Exercise details
List each line of the data that holds the string "Красная", please.

(Collected data entries)
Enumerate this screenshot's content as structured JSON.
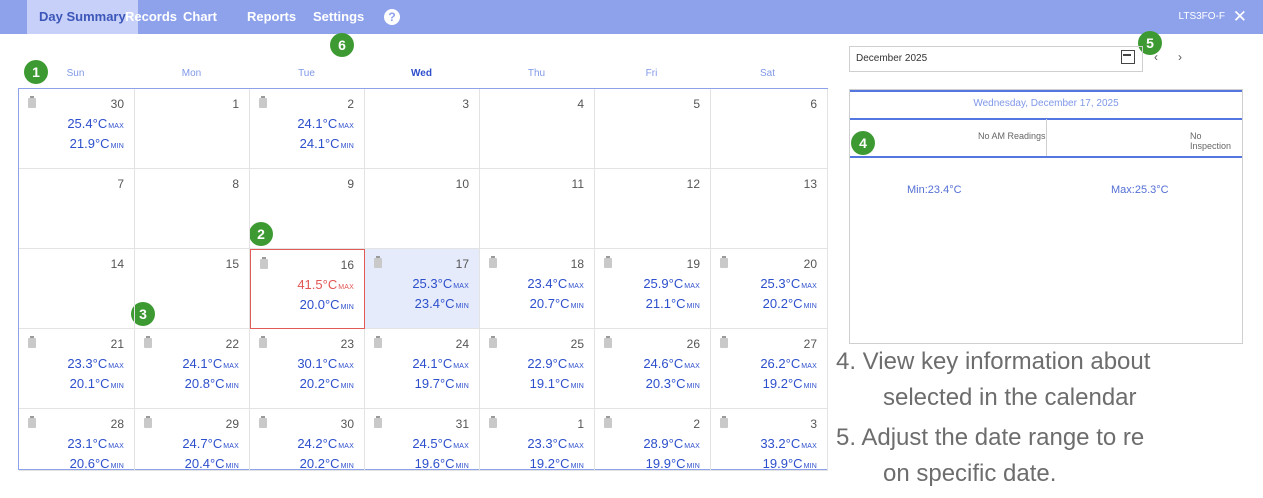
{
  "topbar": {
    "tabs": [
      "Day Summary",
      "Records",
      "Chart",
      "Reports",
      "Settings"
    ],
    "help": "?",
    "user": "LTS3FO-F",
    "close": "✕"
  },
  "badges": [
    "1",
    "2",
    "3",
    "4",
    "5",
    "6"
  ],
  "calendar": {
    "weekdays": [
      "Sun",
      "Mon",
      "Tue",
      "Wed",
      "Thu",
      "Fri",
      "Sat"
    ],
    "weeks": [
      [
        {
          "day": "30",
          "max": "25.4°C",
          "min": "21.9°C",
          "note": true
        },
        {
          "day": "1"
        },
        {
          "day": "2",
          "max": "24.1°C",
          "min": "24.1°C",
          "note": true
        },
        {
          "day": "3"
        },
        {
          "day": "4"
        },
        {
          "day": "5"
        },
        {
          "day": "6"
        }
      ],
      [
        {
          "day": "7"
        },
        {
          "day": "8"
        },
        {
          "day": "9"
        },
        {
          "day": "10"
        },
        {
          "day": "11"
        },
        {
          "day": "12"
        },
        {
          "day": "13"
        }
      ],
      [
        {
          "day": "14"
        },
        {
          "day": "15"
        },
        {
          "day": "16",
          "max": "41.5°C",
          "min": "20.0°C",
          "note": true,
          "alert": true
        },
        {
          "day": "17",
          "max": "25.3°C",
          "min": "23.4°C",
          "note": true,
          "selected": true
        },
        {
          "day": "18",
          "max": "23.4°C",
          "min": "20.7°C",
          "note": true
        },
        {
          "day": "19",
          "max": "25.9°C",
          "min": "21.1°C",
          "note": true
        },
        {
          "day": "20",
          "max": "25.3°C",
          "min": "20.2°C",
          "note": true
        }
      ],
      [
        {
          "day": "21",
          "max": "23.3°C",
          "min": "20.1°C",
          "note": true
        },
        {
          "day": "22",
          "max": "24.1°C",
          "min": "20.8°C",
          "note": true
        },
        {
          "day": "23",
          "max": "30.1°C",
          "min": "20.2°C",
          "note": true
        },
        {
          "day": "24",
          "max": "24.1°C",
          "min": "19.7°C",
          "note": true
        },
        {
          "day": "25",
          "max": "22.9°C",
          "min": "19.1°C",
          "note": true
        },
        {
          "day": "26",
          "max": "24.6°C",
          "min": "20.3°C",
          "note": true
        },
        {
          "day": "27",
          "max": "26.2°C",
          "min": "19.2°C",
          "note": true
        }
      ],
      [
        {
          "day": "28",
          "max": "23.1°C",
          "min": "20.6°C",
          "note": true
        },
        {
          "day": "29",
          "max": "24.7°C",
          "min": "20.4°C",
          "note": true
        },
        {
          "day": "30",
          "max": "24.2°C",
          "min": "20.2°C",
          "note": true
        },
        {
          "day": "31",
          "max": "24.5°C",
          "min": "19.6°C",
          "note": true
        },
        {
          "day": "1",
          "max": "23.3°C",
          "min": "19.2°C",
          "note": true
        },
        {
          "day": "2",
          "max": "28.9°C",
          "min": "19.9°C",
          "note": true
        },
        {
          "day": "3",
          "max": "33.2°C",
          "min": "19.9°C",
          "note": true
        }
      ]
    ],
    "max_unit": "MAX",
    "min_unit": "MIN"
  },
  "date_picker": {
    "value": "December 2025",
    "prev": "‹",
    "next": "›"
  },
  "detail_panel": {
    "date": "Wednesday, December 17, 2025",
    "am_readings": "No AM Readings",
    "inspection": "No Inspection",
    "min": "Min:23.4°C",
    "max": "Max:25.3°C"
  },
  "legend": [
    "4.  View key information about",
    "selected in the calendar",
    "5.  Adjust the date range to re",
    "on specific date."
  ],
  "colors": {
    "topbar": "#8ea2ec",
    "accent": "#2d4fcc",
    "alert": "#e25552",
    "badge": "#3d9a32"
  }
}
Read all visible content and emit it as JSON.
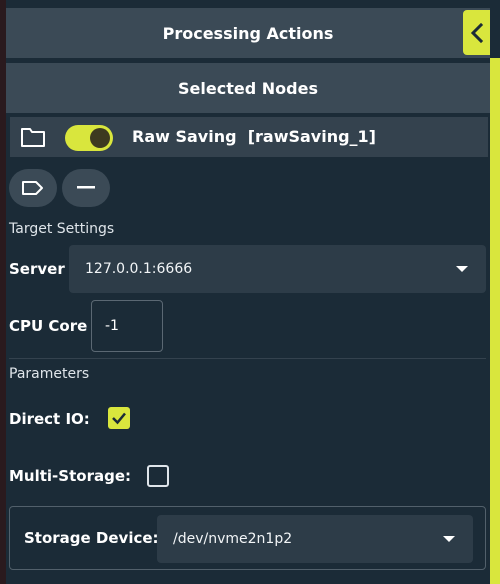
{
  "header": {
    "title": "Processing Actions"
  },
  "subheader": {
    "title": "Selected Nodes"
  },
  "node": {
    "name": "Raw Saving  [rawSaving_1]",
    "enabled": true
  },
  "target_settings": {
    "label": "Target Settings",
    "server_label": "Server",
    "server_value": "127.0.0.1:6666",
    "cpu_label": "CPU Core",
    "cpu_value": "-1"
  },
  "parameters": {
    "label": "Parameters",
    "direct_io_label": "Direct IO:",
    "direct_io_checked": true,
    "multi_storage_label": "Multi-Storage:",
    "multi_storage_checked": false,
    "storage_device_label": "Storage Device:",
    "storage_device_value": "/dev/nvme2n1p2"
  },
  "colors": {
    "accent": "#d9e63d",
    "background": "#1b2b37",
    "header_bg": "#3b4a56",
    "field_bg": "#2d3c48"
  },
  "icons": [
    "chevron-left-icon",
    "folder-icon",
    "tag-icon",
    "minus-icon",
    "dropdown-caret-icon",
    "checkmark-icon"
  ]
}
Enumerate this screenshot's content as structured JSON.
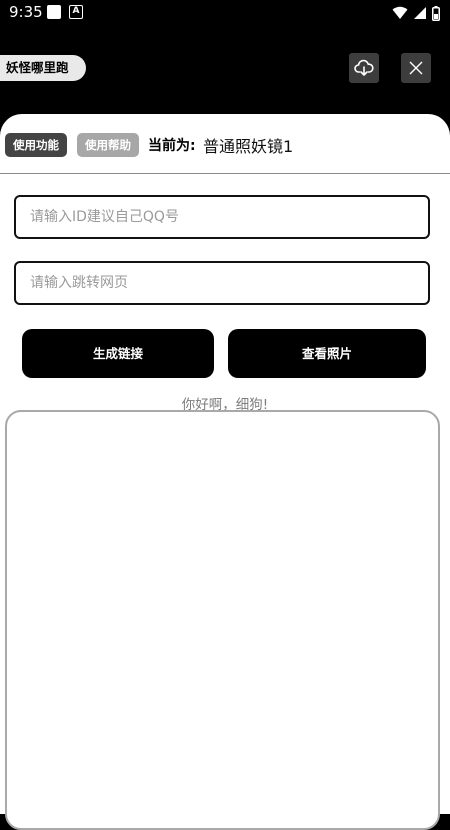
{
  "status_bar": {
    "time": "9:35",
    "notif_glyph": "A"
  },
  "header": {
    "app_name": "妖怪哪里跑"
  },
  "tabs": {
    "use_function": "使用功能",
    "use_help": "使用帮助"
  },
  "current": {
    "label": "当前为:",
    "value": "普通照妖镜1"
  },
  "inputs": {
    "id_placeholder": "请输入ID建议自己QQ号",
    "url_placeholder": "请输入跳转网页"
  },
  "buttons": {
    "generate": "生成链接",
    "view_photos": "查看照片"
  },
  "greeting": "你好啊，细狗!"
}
---
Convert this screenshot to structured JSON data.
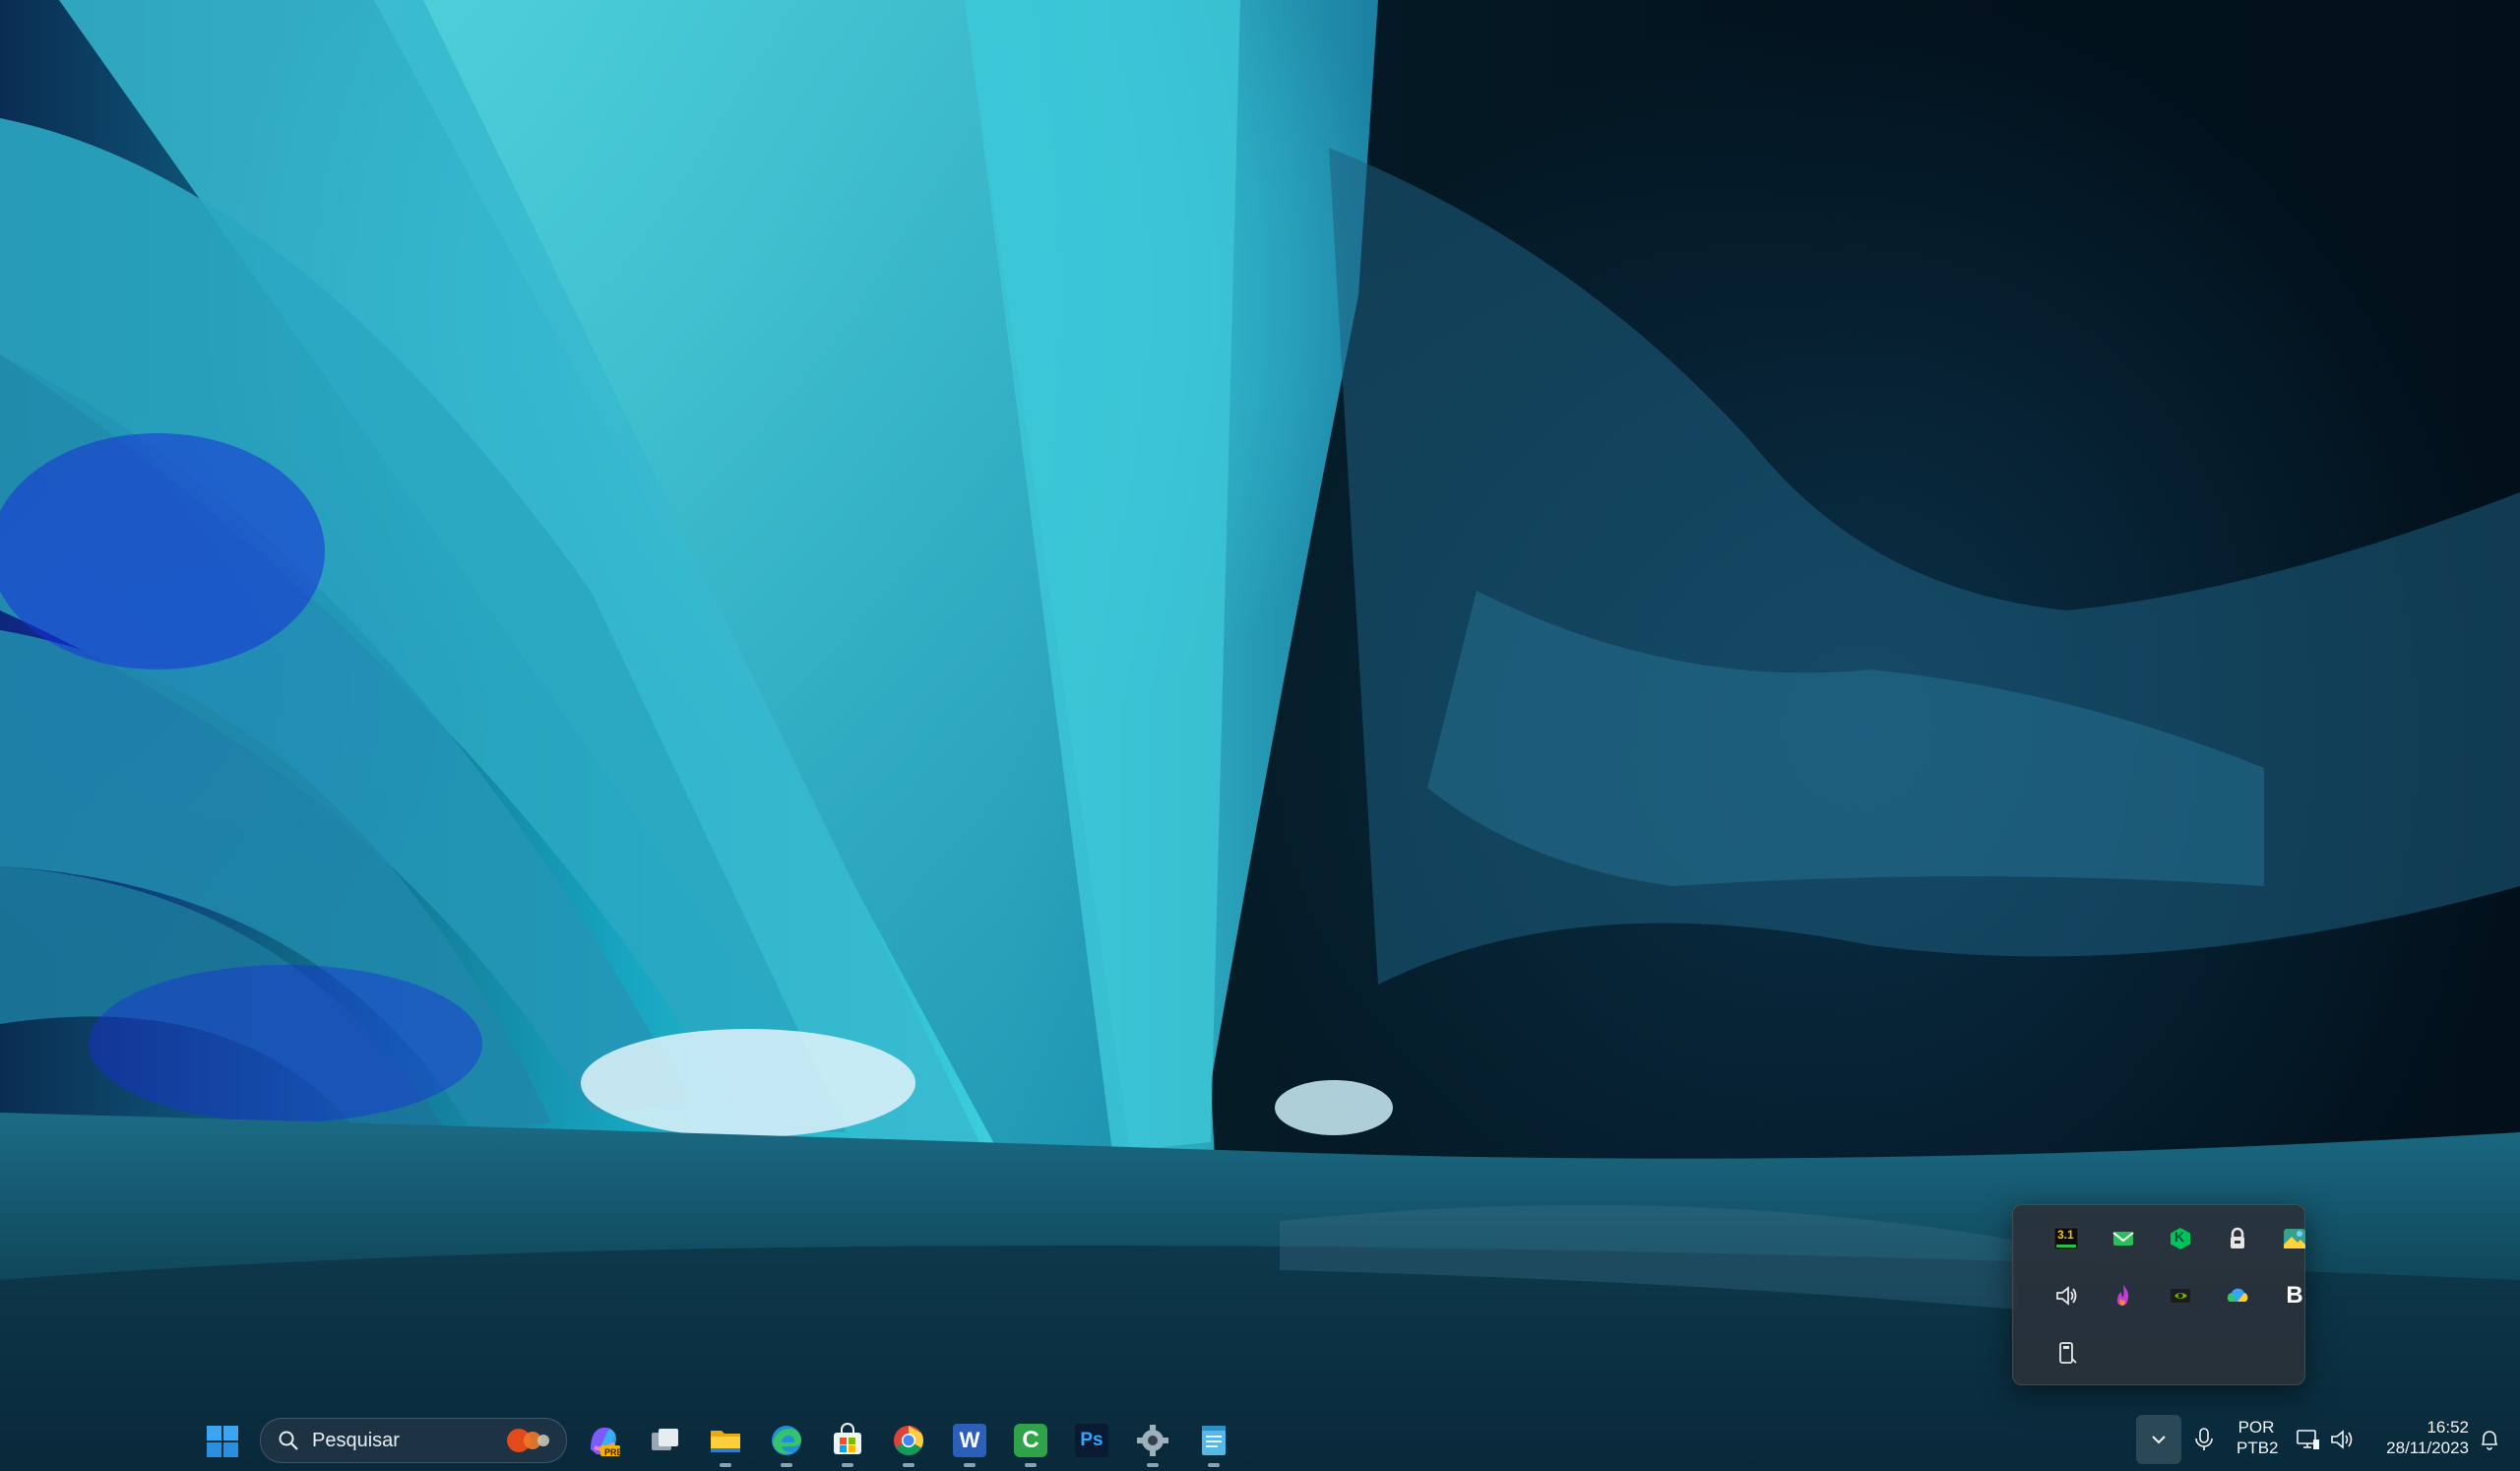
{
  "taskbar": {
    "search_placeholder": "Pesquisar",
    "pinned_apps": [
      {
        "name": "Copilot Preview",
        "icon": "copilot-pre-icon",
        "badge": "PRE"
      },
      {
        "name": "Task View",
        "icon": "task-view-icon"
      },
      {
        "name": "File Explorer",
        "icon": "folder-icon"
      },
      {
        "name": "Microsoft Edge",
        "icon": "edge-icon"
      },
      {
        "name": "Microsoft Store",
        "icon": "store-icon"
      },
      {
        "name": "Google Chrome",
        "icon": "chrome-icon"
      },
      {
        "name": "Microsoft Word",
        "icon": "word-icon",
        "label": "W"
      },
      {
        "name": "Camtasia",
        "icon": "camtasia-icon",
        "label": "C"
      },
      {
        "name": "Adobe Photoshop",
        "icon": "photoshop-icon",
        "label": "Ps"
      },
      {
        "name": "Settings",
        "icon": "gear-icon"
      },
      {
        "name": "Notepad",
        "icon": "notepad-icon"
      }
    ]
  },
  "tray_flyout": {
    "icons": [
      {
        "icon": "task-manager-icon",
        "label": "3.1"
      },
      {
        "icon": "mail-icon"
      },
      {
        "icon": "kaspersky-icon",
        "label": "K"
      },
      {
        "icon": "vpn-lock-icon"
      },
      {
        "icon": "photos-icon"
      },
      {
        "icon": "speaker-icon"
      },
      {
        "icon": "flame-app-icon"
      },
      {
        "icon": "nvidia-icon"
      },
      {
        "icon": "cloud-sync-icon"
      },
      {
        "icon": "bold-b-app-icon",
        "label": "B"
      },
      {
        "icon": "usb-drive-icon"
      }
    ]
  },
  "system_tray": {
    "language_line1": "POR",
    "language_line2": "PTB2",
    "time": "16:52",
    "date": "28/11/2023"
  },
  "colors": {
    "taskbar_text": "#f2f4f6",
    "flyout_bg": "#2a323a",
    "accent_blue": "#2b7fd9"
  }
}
--
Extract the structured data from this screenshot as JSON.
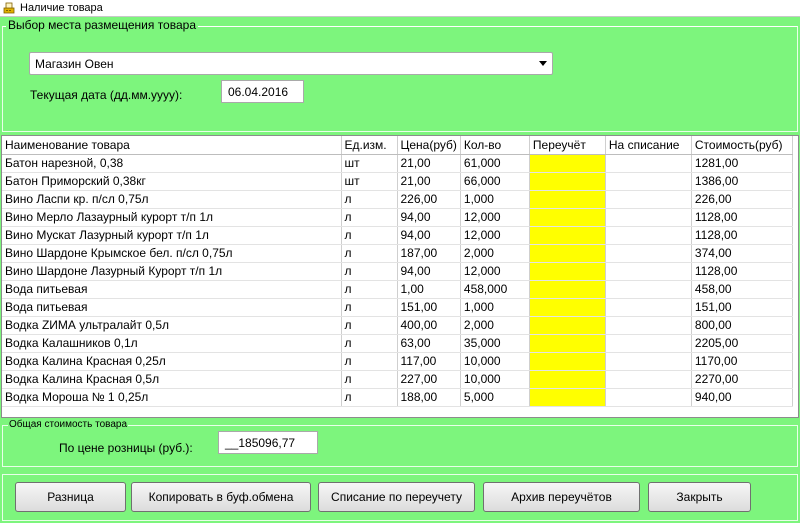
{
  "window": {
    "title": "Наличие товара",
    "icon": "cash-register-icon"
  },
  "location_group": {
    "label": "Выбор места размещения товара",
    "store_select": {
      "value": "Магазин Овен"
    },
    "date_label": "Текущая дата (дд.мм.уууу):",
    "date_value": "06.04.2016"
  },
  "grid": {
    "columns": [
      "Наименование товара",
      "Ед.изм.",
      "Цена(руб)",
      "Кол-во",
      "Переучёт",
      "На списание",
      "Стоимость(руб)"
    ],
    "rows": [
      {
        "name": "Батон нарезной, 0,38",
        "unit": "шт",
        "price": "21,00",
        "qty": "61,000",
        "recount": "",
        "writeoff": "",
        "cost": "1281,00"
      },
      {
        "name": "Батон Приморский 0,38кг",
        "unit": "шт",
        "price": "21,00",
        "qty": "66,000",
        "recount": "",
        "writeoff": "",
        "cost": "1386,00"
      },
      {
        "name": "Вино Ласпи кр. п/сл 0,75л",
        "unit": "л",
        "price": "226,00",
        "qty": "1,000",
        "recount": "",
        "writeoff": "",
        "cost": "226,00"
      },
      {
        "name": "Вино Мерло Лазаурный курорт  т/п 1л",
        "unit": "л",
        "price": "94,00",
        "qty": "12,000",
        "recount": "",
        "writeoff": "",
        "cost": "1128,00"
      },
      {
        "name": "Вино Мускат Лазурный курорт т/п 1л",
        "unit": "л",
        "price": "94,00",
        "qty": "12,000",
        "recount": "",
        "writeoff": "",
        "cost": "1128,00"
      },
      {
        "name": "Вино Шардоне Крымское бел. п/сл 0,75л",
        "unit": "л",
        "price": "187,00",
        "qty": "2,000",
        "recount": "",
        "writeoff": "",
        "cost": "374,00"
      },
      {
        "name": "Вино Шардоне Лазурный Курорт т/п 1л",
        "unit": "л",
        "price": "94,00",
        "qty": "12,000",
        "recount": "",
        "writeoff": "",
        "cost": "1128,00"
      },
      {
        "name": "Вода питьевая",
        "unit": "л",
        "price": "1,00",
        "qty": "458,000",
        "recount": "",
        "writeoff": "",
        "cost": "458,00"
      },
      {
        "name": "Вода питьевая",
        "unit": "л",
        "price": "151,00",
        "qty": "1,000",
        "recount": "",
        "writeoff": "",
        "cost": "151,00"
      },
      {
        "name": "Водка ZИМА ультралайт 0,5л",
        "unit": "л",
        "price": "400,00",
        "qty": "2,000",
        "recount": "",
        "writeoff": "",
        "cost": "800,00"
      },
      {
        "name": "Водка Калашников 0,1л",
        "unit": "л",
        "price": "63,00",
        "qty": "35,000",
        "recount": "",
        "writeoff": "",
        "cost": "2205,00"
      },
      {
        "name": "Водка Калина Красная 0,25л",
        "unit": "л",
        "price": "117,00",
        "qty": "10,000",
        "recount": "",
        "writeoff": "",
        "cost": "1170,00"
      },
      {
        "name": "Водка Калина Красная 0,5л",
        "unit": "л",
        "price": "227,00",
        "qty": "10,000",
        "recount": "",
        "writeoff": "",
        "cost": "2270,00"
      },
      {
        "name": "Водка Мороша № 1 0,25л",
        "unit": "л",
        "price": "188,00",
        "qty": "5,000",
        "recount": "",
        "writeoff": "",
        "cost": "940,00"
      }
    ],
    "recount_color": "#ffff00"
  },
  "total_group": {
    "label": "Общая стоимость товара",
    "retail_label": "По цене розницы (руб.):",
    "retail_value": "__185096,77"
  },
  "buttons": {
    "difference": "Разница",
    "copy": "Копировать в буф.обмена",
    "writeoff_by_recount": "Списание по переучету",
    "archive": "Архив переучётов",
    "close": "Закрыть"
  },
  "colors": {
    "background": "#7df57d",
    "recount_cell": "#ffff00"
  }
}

Finished task
        "name": "Водка Калина Красная 0,25л",
        "name": "Водка Калина Красная 0,5л",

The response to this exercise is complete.